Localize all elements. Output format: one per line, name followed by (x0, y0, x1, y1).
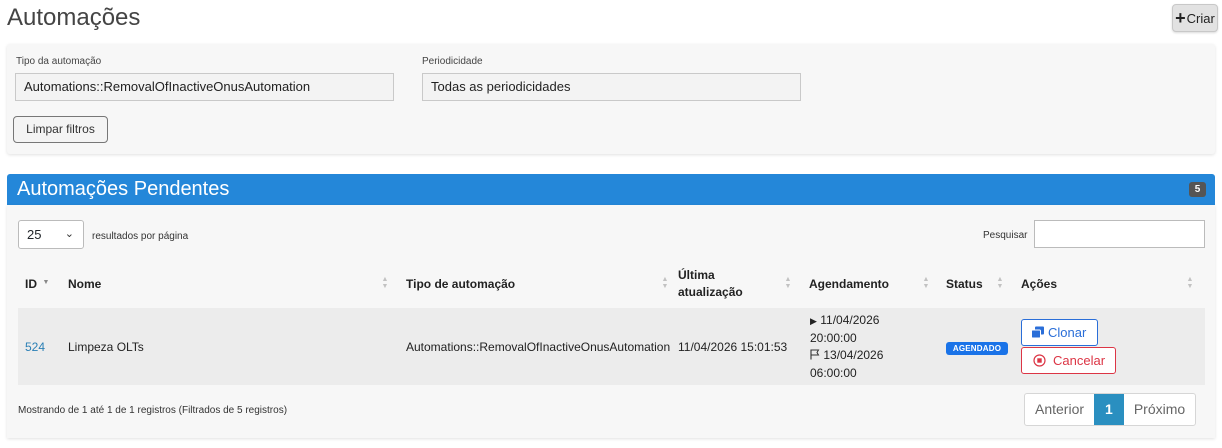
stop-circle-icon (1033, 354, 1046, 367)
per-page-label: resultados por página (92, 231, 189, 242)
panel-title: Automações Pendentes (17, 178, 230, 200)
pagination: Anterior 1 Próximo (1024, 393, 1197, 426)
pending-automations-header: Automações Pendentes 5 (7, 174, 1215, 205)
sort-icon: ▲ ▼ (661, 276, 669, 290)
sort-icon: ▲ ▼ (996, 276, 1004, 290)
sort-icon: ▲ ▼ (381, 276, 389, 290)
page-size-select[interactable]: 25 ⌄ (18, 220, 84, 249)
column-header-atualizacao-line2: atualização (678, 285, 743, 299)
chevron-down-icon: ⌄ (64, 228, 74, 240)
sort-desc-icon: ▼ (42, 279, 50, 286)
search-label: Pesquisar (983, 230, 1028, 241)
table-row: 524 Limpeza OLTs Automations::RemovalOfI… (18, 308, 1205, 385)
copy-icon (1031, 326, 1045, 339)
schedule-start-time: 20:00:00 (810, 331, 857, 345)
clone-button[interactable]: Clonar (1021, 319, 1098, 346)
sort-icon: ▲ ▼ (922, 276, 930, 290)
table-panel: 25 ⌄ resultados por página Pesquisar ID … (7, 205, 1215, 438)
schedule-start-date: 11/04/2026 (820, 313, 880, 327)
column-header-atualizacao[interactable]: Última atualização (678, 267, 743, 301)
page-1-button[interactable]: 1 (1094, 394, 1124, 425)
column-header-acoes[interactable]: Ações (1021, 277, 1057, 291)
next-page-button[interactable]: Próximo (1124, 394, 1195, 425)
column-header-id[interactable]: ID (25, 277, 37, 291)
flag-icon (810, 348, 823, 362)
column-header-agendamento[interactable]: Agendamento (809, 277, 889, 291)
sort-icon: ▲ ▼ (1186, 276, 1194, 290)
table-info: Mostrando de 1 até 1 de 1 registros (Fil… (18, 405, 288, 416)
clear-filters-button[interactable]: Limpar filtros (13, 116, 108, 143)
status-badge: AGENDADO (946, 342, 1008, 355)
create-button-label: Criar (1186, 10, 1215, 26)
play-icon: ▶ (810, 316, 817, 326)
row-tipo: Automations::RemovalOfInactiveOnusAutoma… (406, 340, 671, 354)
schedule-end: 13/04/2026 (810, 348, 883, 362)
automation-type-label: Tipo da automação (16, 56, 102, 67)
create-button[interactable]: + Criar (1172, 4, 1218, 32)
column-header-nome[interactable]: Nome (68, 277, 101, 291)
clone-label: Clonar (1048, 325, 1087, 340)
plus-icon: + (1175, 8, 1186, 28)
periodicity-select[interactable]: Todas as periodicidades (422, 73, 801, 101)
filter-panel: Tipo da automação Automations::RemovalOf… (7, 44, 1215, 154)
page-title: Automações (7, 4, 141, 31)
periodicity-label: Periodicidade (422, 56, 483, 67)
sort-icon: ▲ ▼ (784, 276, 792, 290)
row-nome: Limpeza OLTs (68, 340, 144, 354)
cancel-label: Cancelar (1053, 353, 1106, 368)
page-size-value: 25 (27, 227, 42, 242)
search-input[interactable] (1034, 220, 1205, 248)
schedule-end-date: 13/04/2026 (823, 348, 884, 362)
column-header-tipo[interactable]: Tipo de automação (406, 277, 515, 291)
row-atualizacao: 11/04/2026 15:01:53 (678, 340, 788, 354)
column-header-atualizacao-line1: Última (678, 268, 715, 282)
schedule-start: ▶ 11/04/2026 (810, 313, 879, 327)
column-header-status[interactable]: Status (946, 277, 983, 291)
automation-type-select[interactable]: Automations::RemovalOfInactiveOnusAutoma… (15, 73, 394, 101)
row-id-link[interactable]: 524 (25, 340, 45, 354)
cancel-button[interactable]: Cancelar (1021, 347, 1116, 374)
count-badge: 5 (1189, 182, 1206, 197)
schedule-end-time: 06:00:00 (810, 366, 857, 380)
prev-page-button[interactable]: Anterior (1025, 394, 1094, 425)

☆ ☆ ☆ ☆ ☆ ☆ ☆

• [Set exercise] Repeat every line of the records verbatim, leaving out the picture.

• [Solution for this task]
Localize all elements. Output format: one per line, name followed by (x0, y0, x1, y1).
stop-circle-icon (1033, 354, 1046, 367)
per-page-label: resultados por página (92, 231, 189, 242)
panel-title: Automações Pendentes (17, 178, 230, 200)
pagination: Anterior 1 Próximo (1024, 393, 1197, 426)
pending-automations-header: Automações Pendentes 5 (7, 174, 1215, 205)
sort-icon: ▲ ▼ (661, 276, 669, 290)
sort-icon: ▲ ▼ (996, 276, 1004, 290)
sort-icon: ▲ ▼ (381, 276, 389, 290)
page-size-select[interactable]: 25 ⌄ (18, 220, 84, 249)
column-header-atualizacao-line2: atualização (678, 285, 743, 299)
chevron-down-icon: ⌄ (64, 228, 74, 240)
sort-desc-icon: ▼ (42, 279, 50, 286)
search-label: Pesquisar (983, 230, 1028, 241)
table-row: 524 Limpeza OLTs Automations::RemovalOfI… (18, 308, 1205, 385)
copy-icon (1031, 326, 1045, 339)
schedule-start-time: 20:00:00 (810, 331, 857, 345)
clone-button[interactable]: Clonar (1021, 319, 1098, 346)
sort-icon: ▲ ▼ (922, 276, 930, 290)
table-panel: 25 ⌄ resultados por página Pesquisar ID … (7, 205, 1215, 438)
schedule-start-date: 11/04/2026 (820, 313, 880, 327)
column-header-atualizacao[interactable]: Última atualização (678, 267, 743, 301)
page-1-button[interactable]: 1 (1094, 394, 1124, 425)
column-header-acoes[interactable]: Ações (1021, 277, 1057, 291)
next-page-button[interactable]: Próximo (1124, 394, 1195, 425)
column-header-id[interactable]: ID (25, 277, 37, 291)
flag-icon (810, 348, 823, 362)
column-header-agendamento[interactable]: Agendamento (809, 277, 889, 291)
sort-icon: ▲ ▼ (1186, 276, 1194, 290)
table-info: Mostrando de 1 até 1 de 1 registros (Fil… (18, 405, 288, 416)
clear-filters-button[interactable]: Limpar filtros (13, 116, 108, 143)
status-badge: AGENDADO (946, 342, 1008, 355)
create-button-label: Criar (1186, 10, 1215, 26)
play-icon: ▶ (810, 316, 817, 326)
row-tipo: Automations::RemovalOfInactiveOnusAutoma… (406, 340, 671, 354)
schedule-end: 13/04/2026 (810, 348, 883, 362)
automation-type-label: Tipo da automação (16, 56, 102, 67)
create-button[interactable]: + Criar (1172, 4, 1218, 32)
column-header-nome[interactable]: Nome (68, 277, 101, 291)
clone-label: Clonar (1048, 325, 1087, 340)
plus-icon: + (1175, 8, 1186, 28)
periodicity-select[interactable]: Todas as periodicidades (422, 73, 801, 101)
filter-panel: Tipo da automação Automations::RemovalOf… (7, 44, 1215, 154)
page-title: Automações (7, 4, 141, 31)
periodicity-label: Periodicidade (422, 56, 483, 67)
sort-icon: ▲ ▼ (784, 276, 792, 290)
row-nome: Limpeza OLTs (68, 340, 144, 354)
cancel-label: Cancelar (1053, 353, 1106, 368)
page-size-value: 25 (27, 227, 42, 242)
search-input[interactable] (1034, 220, 1205, 248)
schedule-end-date: 13/04/2026 (823, 348, 884, 362)
column-header-tipo[interactable]: Tipo de automação (406, 277, 515, 291)
row-atualizacao: 11/04/2026 15:01:53 (678, 340, 788, 354)
column-header-atualizacao-line1: Última (678, 268, 715, 282)
schedule-start: ▶ 11/04/2026 (810, 313, 879, 327)
column-header-status[interactable]: Status (946, 277, 983, 291)
automation-type-select[interactable]: Automations::RemovalOfInactiveOnusAutoma… (15, 73, 394, 101)
row-id-link[interactable]: 524 (25, 340, 45, 354)
cancel-button[interactable]: Cancelar (1021, 347, 1116, 374)
count-badge: 5 (1189, 182, 1206, 197)
schedule-end-time: 06:00:00 (810, 366, 857, 380)
prev-page-button[interactable]: Anterior (1025, 394, 1094, 425)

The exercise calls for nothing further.